* _AIM OF THE TASK_
Using the entries that follow, state how many lines contain "patients", with no other words.

* _DATA SECTION_

━━━━━━━━━━━━━━━━━━━━━━━━━━━━━━

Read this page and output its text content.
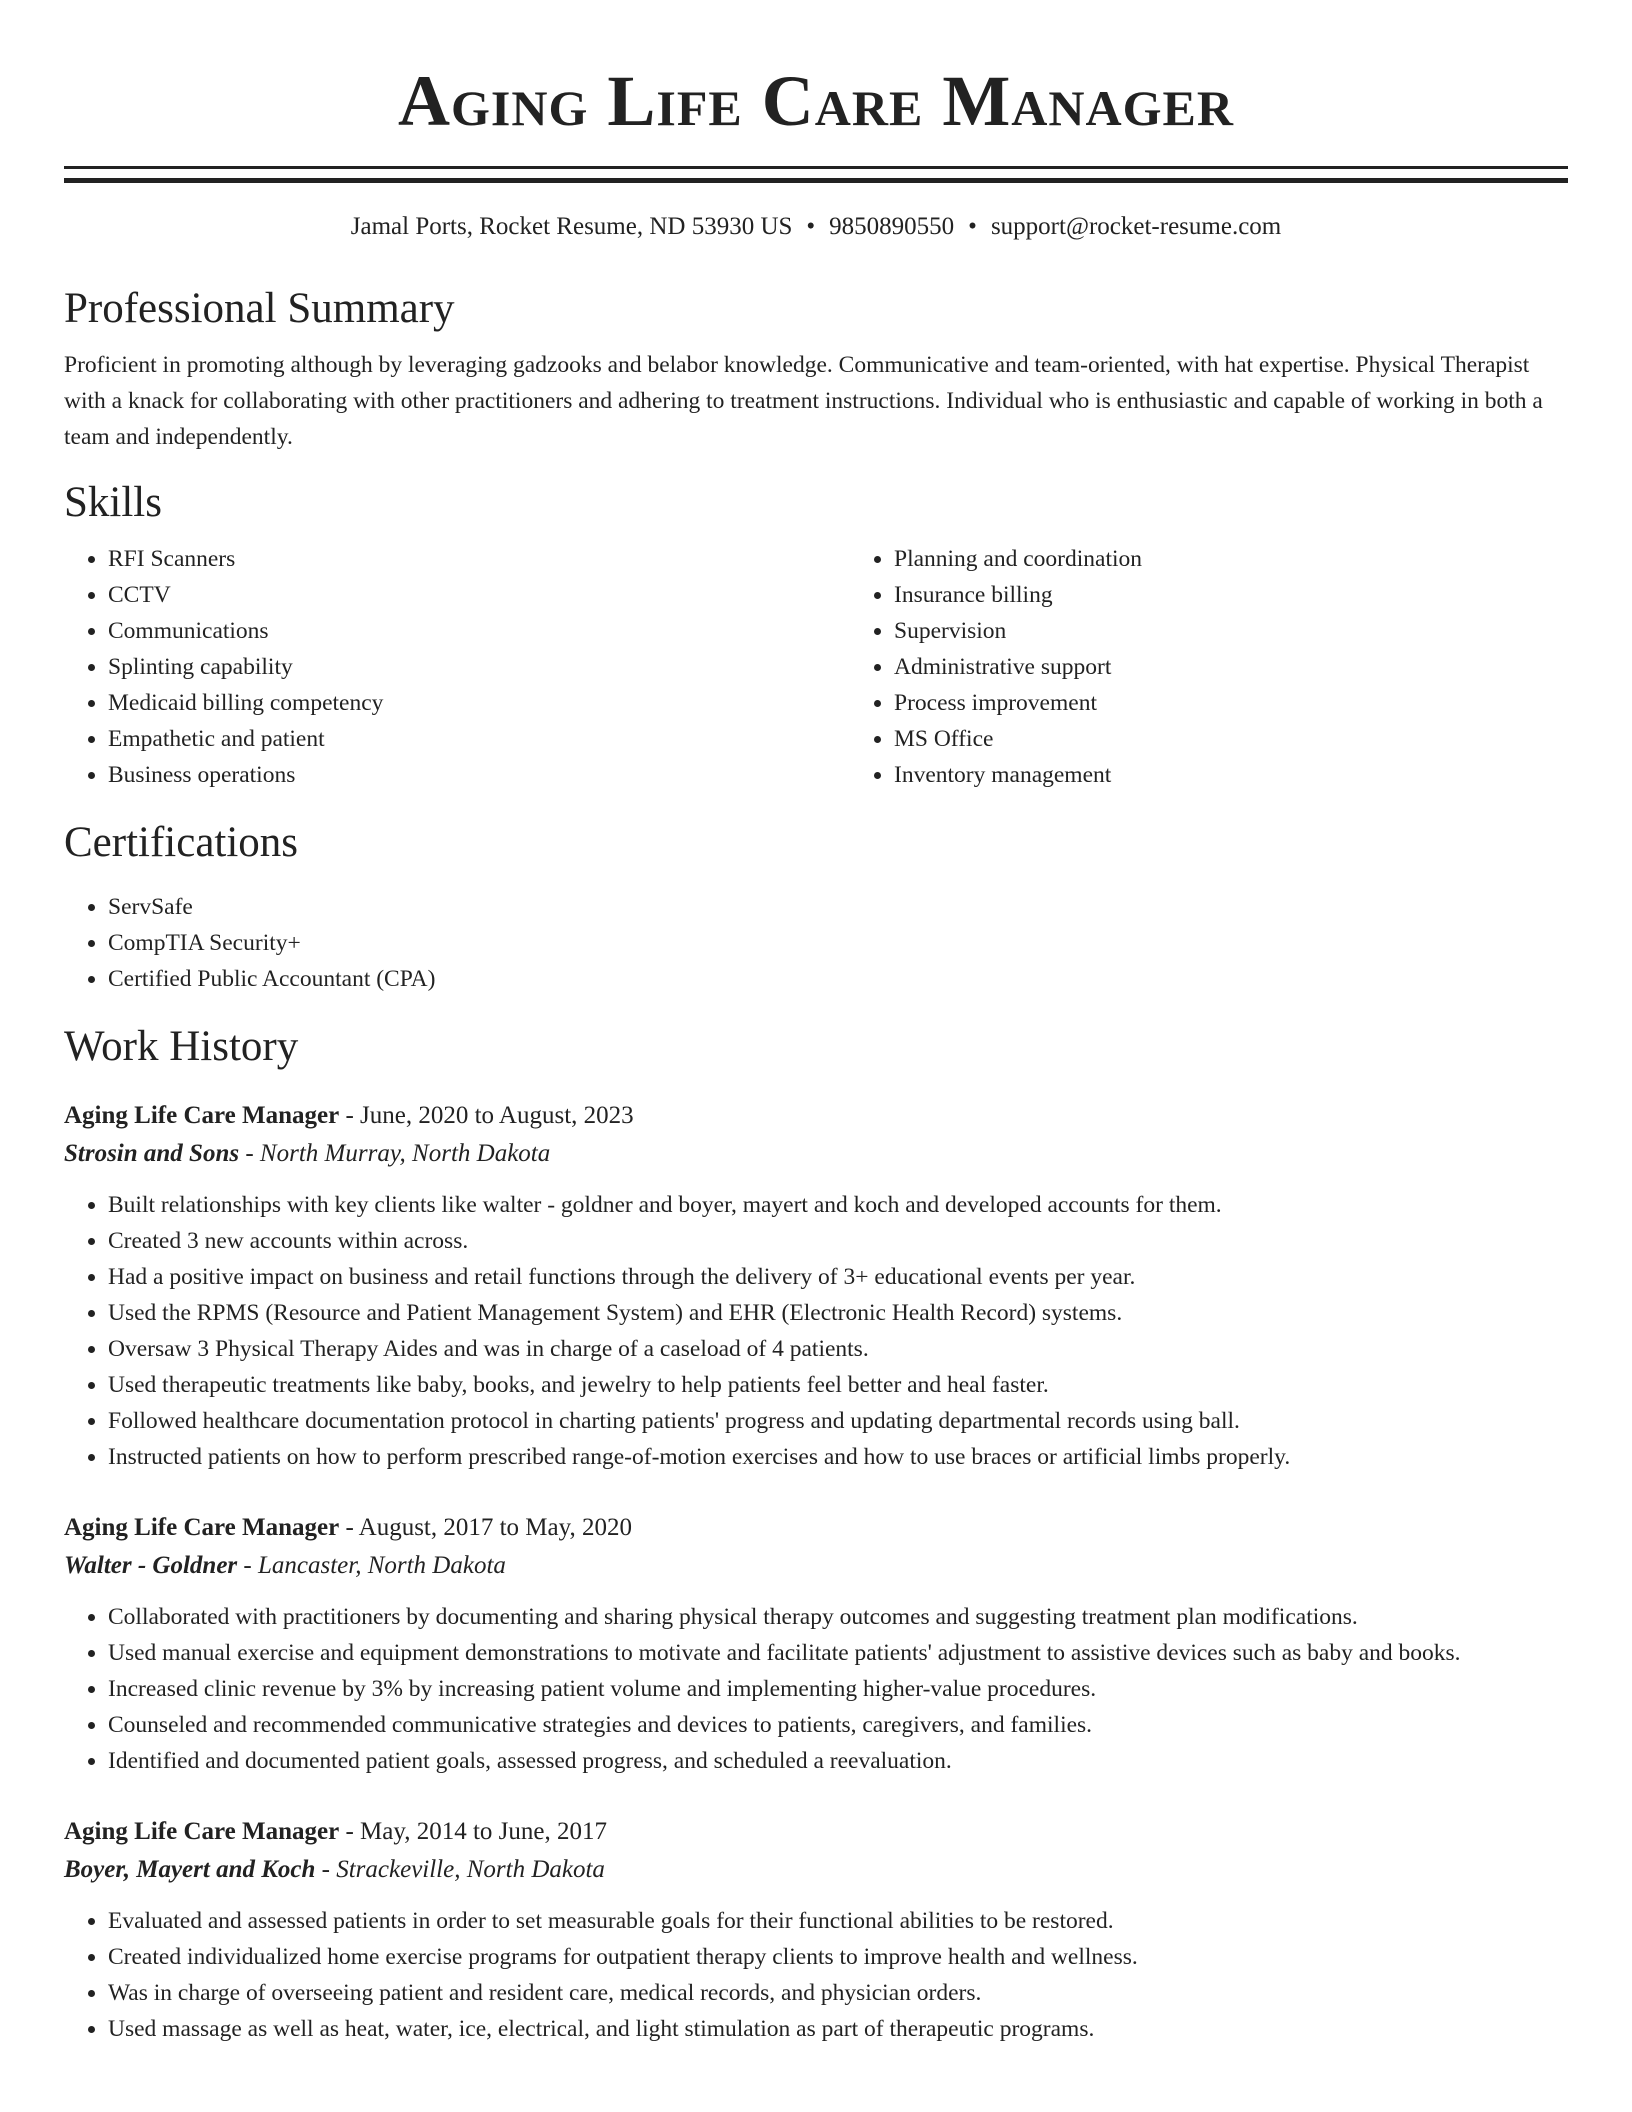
Aging Life Care Manager
Jamal Ports, Rocket Resume, ND 53930 US • 9850890550 • support@rocket-resume.com
Professional Summary

Proficient in promoting although by leveraging gadzooks and belabor knowledge. Communicative and team-oriented, with hat expertise. Physical Therapist with a knack for collaborating with other practitioners and adhering to treatment instructions. Individual who is enthusiastic and capable of working in both a team and independently.

Skills
• RFI Scanners
• CCTV
• Communications
• Splinting capability
• Medicaid billing competency
• Empathetic and patient
• Business operations
• Planning and coordination
• Insurance billing
• Supervision
• Administrative support
• Process improvement
• MS Office
• Inventory management
Certifications
• ServSafe
• CompTIA Security+
• Certified Public Accountant (CPA)
Work History
Aging Life Care Manager - June, 2020 to August, 2023
Strosin and Sons - North Murray, North Dakota
• Built relationships with key clients like walter - goldner and boyer, mayert and koch and developed accounts for them.
• Created 3 new accounts within across.
• Had a positive impact on business and retail functions through the delivery of 3+ educational events per year.
• Used the RPMS (Resource and Patient Management System) and EHR (Electronic Health Record) systems.
• Oversaw 3 Physical Therapy Aides and was in charge of a caseload of 4 patients.
• Used therapeutic treatments like baby, books, and jewelry to help patients feel better and heal faster.
• Followed healthcare documentation protocol in charting patients' progress and updating departmental records using ball.
• Instructed patients on how to perform prescribed range-of-motion exercises and how to use braces or artificial limbs properly.
Aging Life Care Manager - August, 2017 to May, 2020
Walter - Goldner - Lancaster, North Dakota
• Collaborated with practitioners by documenting and sharing physical therapy outcomes and suggesting treatment plan modifications.
• Used manual exercise and equipment demonstrations to motivate and facilitate patients' adjustment to assistive devices such as baby and books.
• Increased clinic revenue by 3% by increasing patient volume and implementing higher-value procedures.
• Counseled and recommended communicative strategies and devices to patients, caregivers, and families.
• Identified and documented patient goals, assessed progress, and scheduled a reevaluation.
Aging Life Care Manager - May, 2014 to June, 2017
Boyer, Mayert and Koch - Strackeville, North Dakota
• Evaluated and assessed patients in order to set measurable goals for their functional abilities to be restored.
• Created individualized home exercise programs for outpatient therapy clients to improve health and wellness.
• Was in charge of overseeing patient and resident care, medical records, and physician orders.
• Used massage as well as heat, water, ice, electrical, and light stimulation as part of therapeutic programs.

━━━━━━━━━━━━━━━━━━━━━━━━━━━━━━

* _RESPONSE BELOW_
7